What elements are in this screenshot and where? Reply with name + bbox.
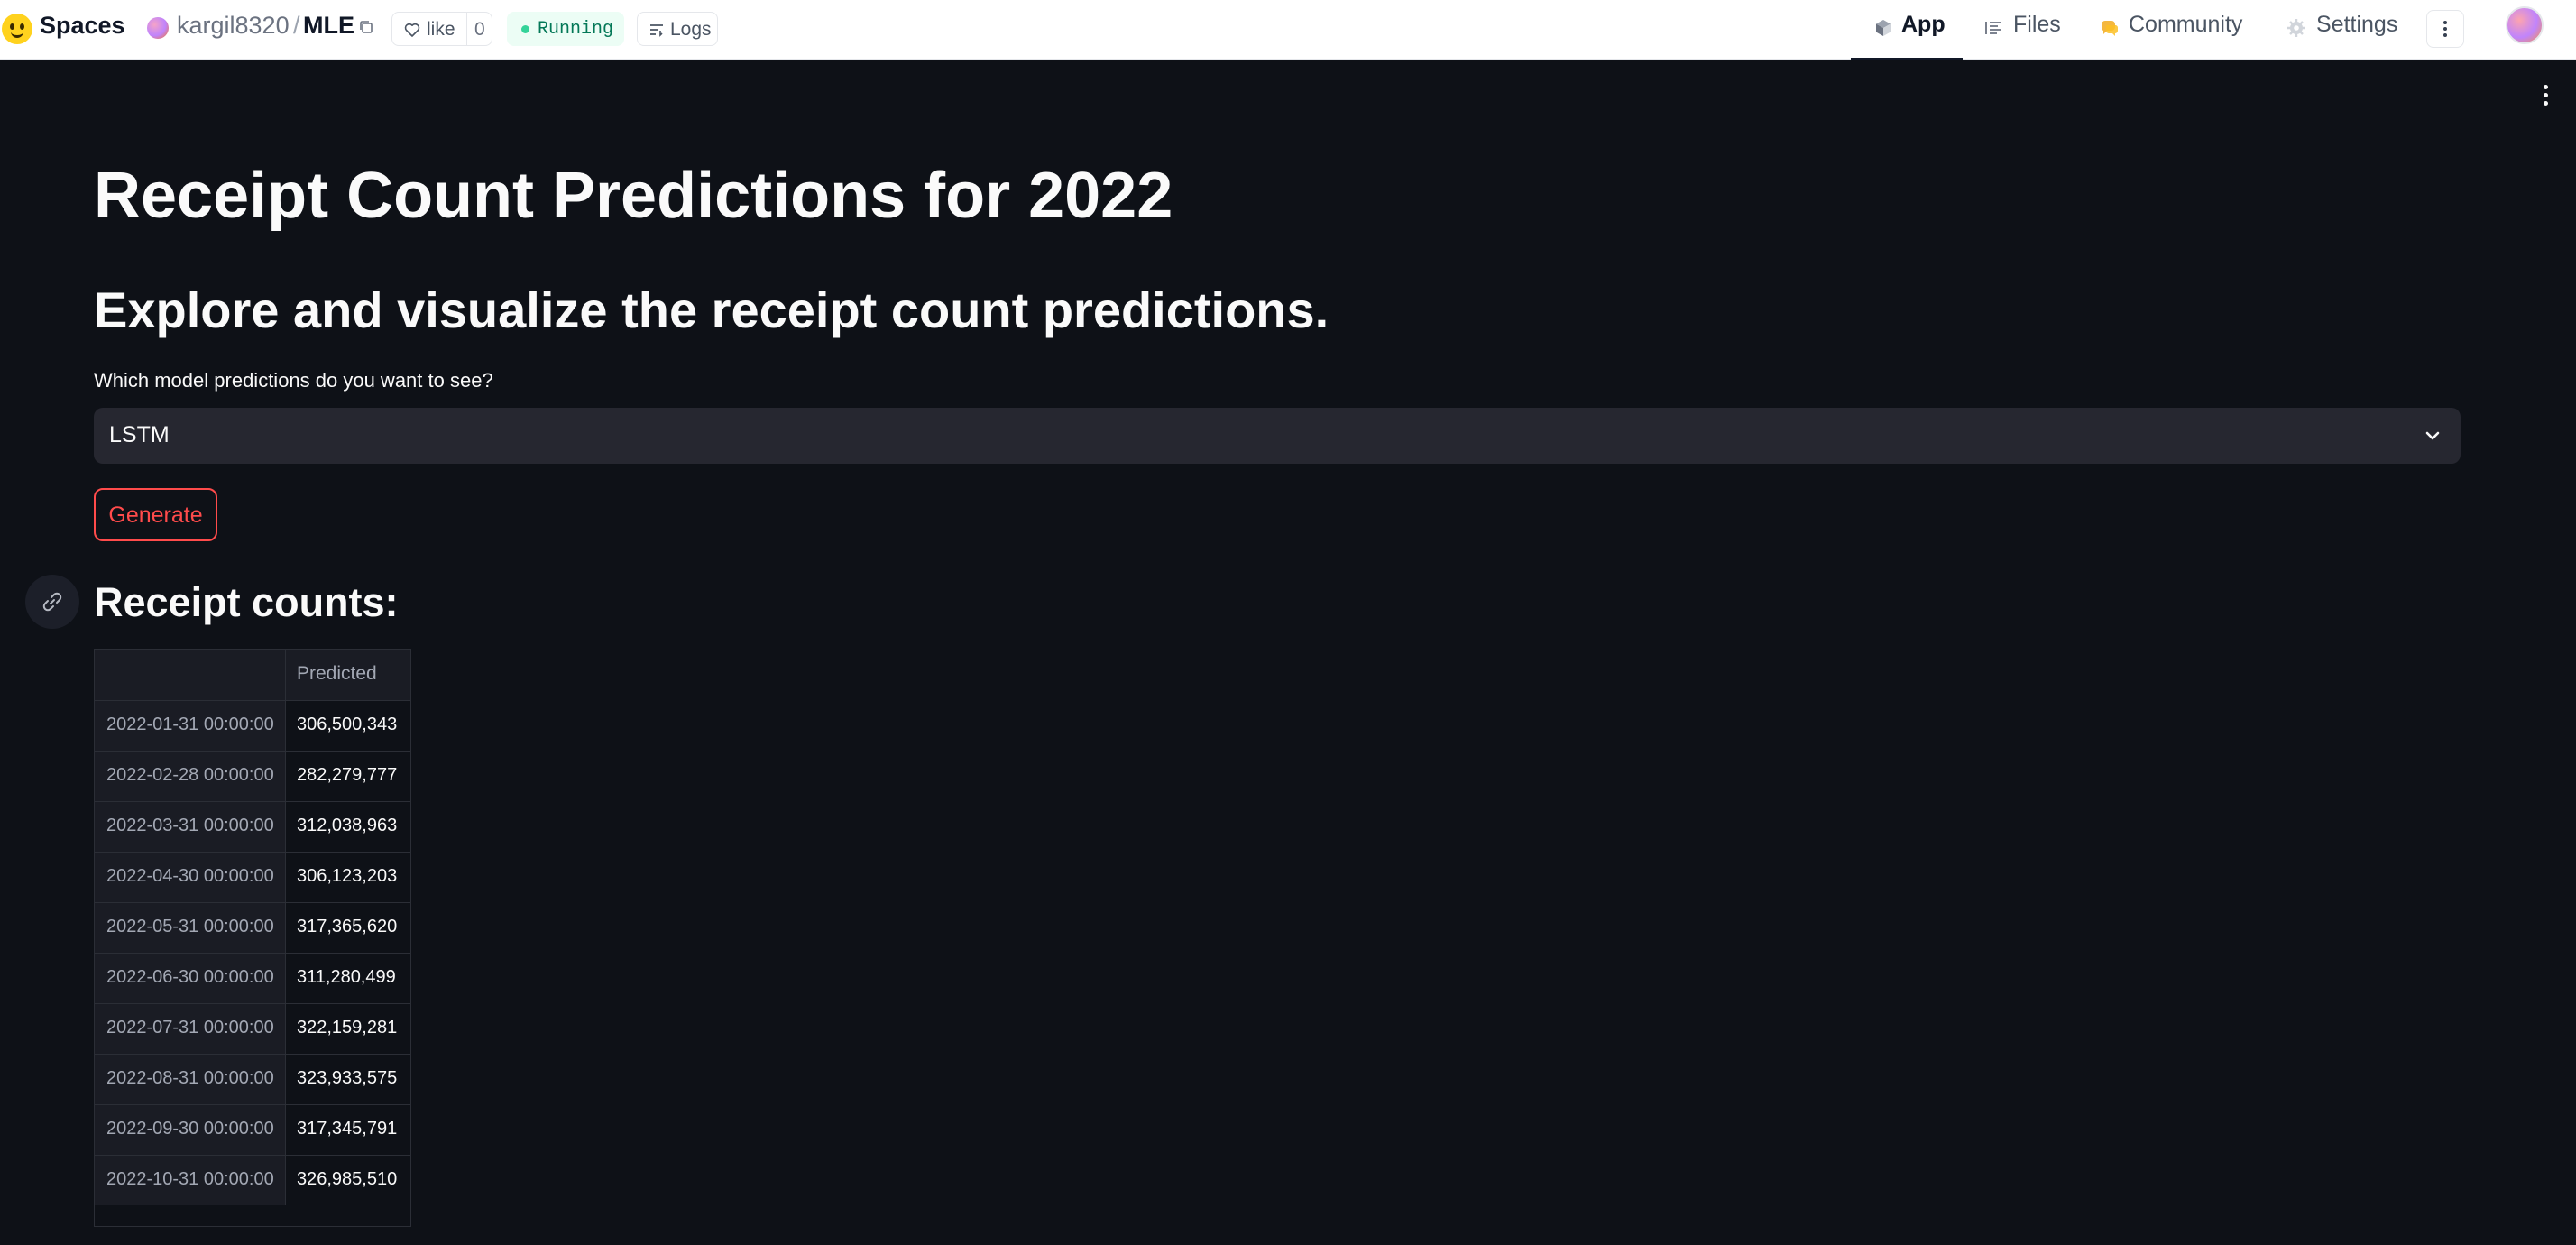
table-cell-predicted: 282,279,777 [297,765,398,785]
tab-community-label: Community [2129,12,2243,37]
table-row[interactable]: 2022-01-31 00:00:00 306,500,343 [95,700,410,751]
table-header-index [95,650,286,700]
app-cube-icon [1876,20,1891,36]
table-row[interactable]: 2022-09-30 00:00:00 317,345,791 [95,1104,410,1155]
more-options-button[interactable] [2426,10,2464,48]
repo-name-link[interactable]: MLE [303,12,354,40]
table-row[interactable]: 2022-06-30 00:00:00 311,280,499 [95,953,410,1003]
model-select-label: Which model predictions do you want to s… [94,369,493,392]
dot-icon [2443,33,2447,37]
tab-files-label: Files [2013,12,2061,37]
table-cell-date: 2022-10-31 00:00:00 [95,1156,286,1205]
=======
** Given exercise **
Transcribe every one of the lines above precisely, character for character, but leave the picture out of your copy.

** Task solution **
What elements are in this screenshot and where? Reply with name + bbox.
table-cell-predicted: 282,279,777 [297,765,398,785]
tab-community-label: Community [2129,12,2243,37]
table-row[interactable]: 2022-01-31 00:00:00 306,500,343 [95,700,410,751]
table-header-index [95,650,286,700]
app-cube-icon [1876,20,1891,36]
table-row[interactable]: 2022-09-30 00:00:00 317,345,791 [95,1104,410,1155]
more-options-button[interactable] [2426,10,2464,48]
repo-name-link[interactable]: MLE [303,12,354,40]
table-row[interactable]: 2022-06-30 00:00:00 311,280,499 [95,953,410,1003]
model-select-label: Which model predictions do you want to s… [94,369,493,392]
dot-icon [2443,33,2447,37]
tab-files-label: Files [2013,12,2061,37]
table-cell-date: 2022-10-31 00:00:00 [95,1156,286,1205]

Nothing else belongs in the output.